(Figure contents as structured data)

BEGIN

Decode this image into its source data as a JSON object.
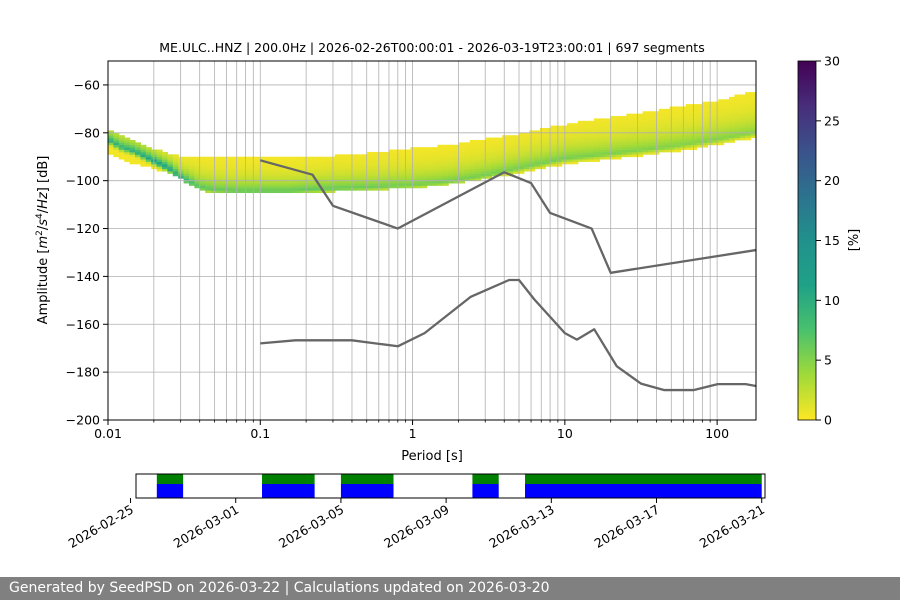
{
  "footer": {
    "text": "Generated by SeedPSD on 2026-03-22 | Calculations updated on 2026-03-20"
  },
  "chart_data": [
    {
      "type": "heatmap",
      "title": "ME.ULC..HNZ | 200.0Hz | 2026-02-26T00:00:01 - 2026-03-19T23:00:01 | 697 segments",
      "xlabel": "Period [s]",
      "ylabel_parts": [
        "Amplitude [",
        "m",
        "2",
        "/",
        "s",
        "4",
        "/",
        "Hz",
        "] [dB]"
      ],
      "x_scale": "log",
      "xlim": [
        0.01,
        180
      ],
      "ylim": [
        -200,
        -50
      ],
      "x_ticks": [
        {
          "value": 0.01,
          "label": "0.01"
        },
        {
          "value": 0.1,
          "label": "0.1"
        },
        {
          "value": 1,
          "label": "1"
        },
        {
          "value": 10,
          "label": "10"
        },
        {
          "value": 100,
          "label": "100"
        }
      ],
      "y_ticks": [
        {
          "value": -60,
          "label": "−60"
        },
        {
          "value": -80,
          "label": "−80"
        },
        {
          "value": -100,
          "label": "−100"
        },
        {
          "value": -120,
          "label": "−120"
        },
        {
          "value": -140,
          "label": "−140"
        },
        {
          "value": -160,
          "label": "−160"
        },
        {
          "value": -180,
          "label": "−180"
        },
        {
          "value": -200,
          "label": "−200"
        }
      ],
      "grid": true,
      "colorbar": {
        "label": "[%]",
        "range": [
          0,
          30
        ],
        "colormap": "viridis_r",
        "ticks": [
          {
            "value": 0,
            "label": "0"
          },
          {
            "value": 5,
            "label": "5"
          },
          {
            "value": 10,
            "label": "10"
          },
          {
            "value": 15,
            "label": "15"
          },
          {
            "value": 20,
            "label": "20"
          },
          {
            "value": 25,
            "label": "25"
          },
          {
            "value": 30,
            "label": "30"
          }
        ]
      },
      "psd_mode": {
        "period": [
          0.01,
          0.012,
          0.015,
          0.02,
          0.025,
          0.03,
          0.035,
          0.04,
          0.05,
          0.07,
          0.1,
          0.15,
          0.2,
          0.3,
          0.5,
          0.7,
          1,
          1.5,
          2,
          3,
          5,
          7,
          10,
          20,
          50,
          100,
          180
        ],
        "db": [
          -83,
          -86,
          -88,
          -92,
          -95,
          -99,
          -101,
          -103,
          -104,
          -104.5,
          -104.5,
          -104.5,
          -104,
          -103.5,
          -103,
          -102.5,
          -102,
          -101,
          -100,
          -98,
          -95,
          -93,
          -91,
          -89,
          -86,
          -83,
          -80
        ]
      },
      "psd_spread": {
        "period": [
          0.01,
          0.012,
          0.015,
          0.02,
          0.025,
          0.03,
          0.035,
          0.04,
          0.05,
          0.07,
          0.1,
          0.15,
          0.2,
          0.3,
          0.5,
          0.7,
          1,
          1.5,
          2,
          3,
          5,
          7,
          10,
          20,
          50,
          100,
          180
        ],
        "upper_db": [
          -79,
          -81,
          -84,
          -87,
          -89,
          -90,
          -91,
          -91,
          -91,
          -91,
          -91,
          -91,
          -91,
          -90,
          -89,
          -88,
          -87,
          -86,
          -85,
          -83,
          -81,
          -79,
          -77,
          -74,
          -70,
          -67,
          -63
        ],
        "lower_db": [
          -88,
          -91,
          -93,
          -95,
          -97,
          -99,
          -102,
          -104,
          -105,
          -105,
          -105,
          -105,
          -105,
          -104.5,
          -104,
          -103.5,
          -103,
          -102,
          -101,
          -99,
          -97,
          -95,
          -93,
          -91,
          -88,
          -85,
          -82
        ]
      },
      "series": [
        {
          "period": [
            0.1,
            0.22,
            0.3,
            0.8,
            4,
            6,
            8,
            15,
            20,
            180
          ],
          "db": [
            -91.5,
            -97.5,
            -110.5,
            -120,
            -96.5,
            -101,
            -113.5,
            -120,
            -138.5,
            -129
          ]
        },
        {
          "period": [
            0.1,
            0.17,
            0.4,
            0.8,
            1.2,
            2.4,
            4.3,
            5,
            6.3,
            10,
            12,
            15.6,
            21.9,
            31.6,
            45,
            70,
            101,
            154,
            180
          ],
          "db": [
            -168,
            -166.7,
            -166.7,
            -169.2,
            -163.7,
            -148.6,
            -141.5,
            -141.5,
            -149.6,
            -163.7,
            -166.4,
            -162.1,
            -177.5,
            -184.8,
            -187.5,
            -187.5,
            -185,
            -185,
            -185.8
          ]
        }
      ]
    },
    {
      "type": "timeline",
      "x_ticks": [
        {
          "value": "2026-02-25",
          "label": "2026-02-25"
        },
        {
          "value": "2026-03-01",
          "label": "2026-03-01"
        },
        {
          "value": "2026-03-05",
          "label": "2026-03-05"
        },
        {
          "value": "2026-03-09",
          "label": "2026-03-09"
        },
        {
          "value": "2026-03-13",
          "label": "2026-03-13"
        },
        {
          "value": "2026-03-17",
          "label": "2026-03-17"
        },
        {
          "value": "2026-03-21",
          "label": "2026-03-21"
        }
      ],
      "xlim": [
        "2026-02-25T05:00",
        "2026-03-21T03:00"
      ],
      "colors": {
        "top": "#008000",
        "bottom": "#0000ff"
      },
      "segments": [
        {
          "start": "2026-02-26T00:00",
          "end": "2026-02-27T00:00"
        },
        {
          "start": "2026-03-02T00:00",
          "end": "2026-03-04T00:00"
        },
        {
          "start": "2026-03-05T00:00",
          "end": "2026-03-07T00:00"
        },
        {
          "start": "2026-03-10T00:00",
          "end": "2026-03-11T00:00"
        },
        {
          "start": "2026-03-12T00:00",
          "end": "2026-03-21T00:00"
        }
      ]
    }
  ]
}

END

▶ INSTRUCTIONS TO FOLLOW: Images do not belong in the copy; reproduce all other parts of the records above verbatim.

▶ EXERCISE RESPONSE:
Decode this image into its source data as a JSON object.
{
  "footer": {
    "text": "Generated by SeedPSD on 2026-03-22 | Calculations updated on 2026-03-20"
  },
  "chart_data": [
    {
      "type": "heatmap",
      "title": "ME.ULC..HNZ | 200.0Hz | 2026-02-26T00:00:01 - 2026-03-19T23:00:01 | 697 segments",
      "xlabel": "Period [s]",
      "ylabel_parts": [
        "Amplitude [",
        "m",
        "2",
        "/",
        "s",
        "4",
        "/",
        "Hz",
        "] [dB]"
      ],
      "x_scale": "log",
      "xlim": [
        0.01,
        180
      ],
      "ylim": [
        -200,
        -50
      ],
      "x_ticks": [
        {
          "value": 0.01,
          "label": "0.01"
        },
        {
          "value": 0.1,
          "label": "0.1"
        },
        {
          "value": 1,
          "label": "1"
        },
        {
          "value": 10,
          "label": "10"
        },
        {
          "value": 100,
          "label": "100"
        }
      ],
      "y_ticks": [
        {
          "value": -60,
          "label": "−60"
        },
        {
          "value": -80,
          "label": "−80"
        },
        {
          "value": -100,
          "label": "−100"
        },
        {
          "value": -120,
          "label": "−120"
        },
        {
          "value": -140,
          "label": "−140"
        },
        {
          "value": -160,
          "label": "−160"
        },
        {
          "value": -180,
          "label": "−180"
        },
        {
          "value": -200,
          "label": "−200"
        }
      ],
      "grid": true,
      "colorbar": {
        "label": "[%]",
        "range": [
          0,
          30
        ],
        "colormap": "viridis_r",
        "ticks": [
          {
            "value": 0,
            "label": "0"
          },
          {
            "value": 5,
            "label": "5"
          },
          {
            "value": 10,
            "label": "10"
          },
          {
            "value": 15,
            "label": "15"
          },
          {
            "value": 20,
            "label": "20"
          },
          {
            "value": 25,
            "label": "25"
          },
          {
            "value": 30,
            "label": "30"
          }
        ]
      },
      "psd_mode": {
        "period": [
          0.01,
          0.012,
          0.015,
          0.02,
          0.025,
          0.03,
          0.035,
          0.04,
          0.05,
          0.07,
          0.1,
          0.15,
          0.2,
          0.3,
          0.5,
          0.7,
          1,
          1.5,
          2,
          3,
          5,
          7,
          10,
          20,
          50,
          100,
          180
        ],
        "db": [
          -83,
          -86,
          -88,
          -92,
          -95,
          -99,
          -101,
          -103,
          -104,
          -104.5,
          -104.5,
          -104.5,
          -104,
          -103.5,
          -103,
          -102.5,
          -102,
          -101,
          -100,
          -98,
          -95,
          -93,
          -91,
          -89,
          -86,
          -83,
          -80
        ]
      },
      "psd_spread": {
        "period": [
          0.01,
          0.012,
          0.015,
          0.02,
          0.025,
          0.03,
          0.035,
          0.04,
          0.05,
          0.07,
          0.1,
          0.15,
          0.2,
          0.3,
          0.5,
          0.7,
          1,
          1.5,
          2,
          3,
          5,
          7,
          10,
          20,
          50,
          100,
          180
        ],
        "upper_db": [
          -79,
          -81,
          -84,
          -87,
          -89,
          -90,
          -91,
          -91,
          -91,
          -91,
          -91,
          -91,
          -91,
          -90,
          -89,
          -88,
          -87,
          -86,
          -85,
          -83,
          -81,
          -79,
          -77,
          -74,
          -70,
          -67,
          -63
        ],
        "lower_db": [
          -88,
          -91,
          -93,
          -95,
          -97,
          -99,
          -102,
          -104,
          -105,
          -105,
          -105,
          -105,
          -105,
          -104.5,
          -104,
          -103.5,
          -103,
          -102,
          -101,
          -99,
          -97,
          -95,
          -93,
          -91,
          -88,
          -85,
          -82
        ]
      },
      "series": [
        {
          "period": [
            0.1,
            0.22,
            0.3,
            0.8,
            4,
            6,
            8,
            15,
            20,
            180
          ],
          "db": [
            -91.5,
            -97.5,
            -110.5,
            -120,
            -96.5,
            -101,
            -113.5,
            -120,
            -138.5,
            -129
          ]
        },
        {
          "period": [
            0.1,
            0.17,
            0.4,
            0.8,
            1.2,
            2.4,
            4.3,
            5,
            6.3,
            10,
            12,
            15.6,
            21.9,
            31.6,
            45,
            70,
            101,
            154,
            180
          ],
          "db": [
            -168,
            -166.7,
            -166.7,
            -169.2,
            -163.7,
            -148.6,
            -141.5,
            -141.5,
            -149.6,
            -163.7,
            -166.4,
            -162.1,
            -177.5,
            -184.8,
            -187.5,
            -187.5,
            -185,
            -185,
            -185.8
          ]
        }
      ]
    },
    {
      "type": "timeline",
      "x_ticks": [
        {
          "value": "2026-02-25",
          "label": "2026-02-25"
        },
        {
          "value": "2026-03-01",
          "label": "2026-03-01"
        },
        {
          "value": "2026-03-05",
          "label": "2026-03-05"
        },
        {
          "value": "2026-03-09",
          "label": "2026-03-09"
        },
        {
          "value": "2026-03-13",
          "label": "2026-03-13"
        },
        {
          "value": "2026-03-17",
          "label": "2026-03-17"
        },
        {
          "value": "2026-03-21",
          "label": "2026-03-21"
        }
      ],
      "xlim": [
        "2026-02-25T05:00",
        "2026-03-21T03:00"
      ],
      "colors": {
        "top": "#008000",
        "bottom": "#0000ff"
      },
      "segments": [
        {
          "start": "2026-02-26T00:00",
          "end": "2026-02-27T00:00"
        },
        {
          "start": "2026-03-02T00:00",
          "end": "2026-03-04T00:00"
        },
        {
          "start": "2026-03-05T00:00",
          "end": "2026-03-07T00:00"
        },
        {
          "start": "2026-03-10T00:00",
          "end": "2026-03-11T00:00"
        },
        {
          "start": "2026-03-12T00:00",
          "end": "2026-03-21T00:00"
        }
      ]
    }
  ]
}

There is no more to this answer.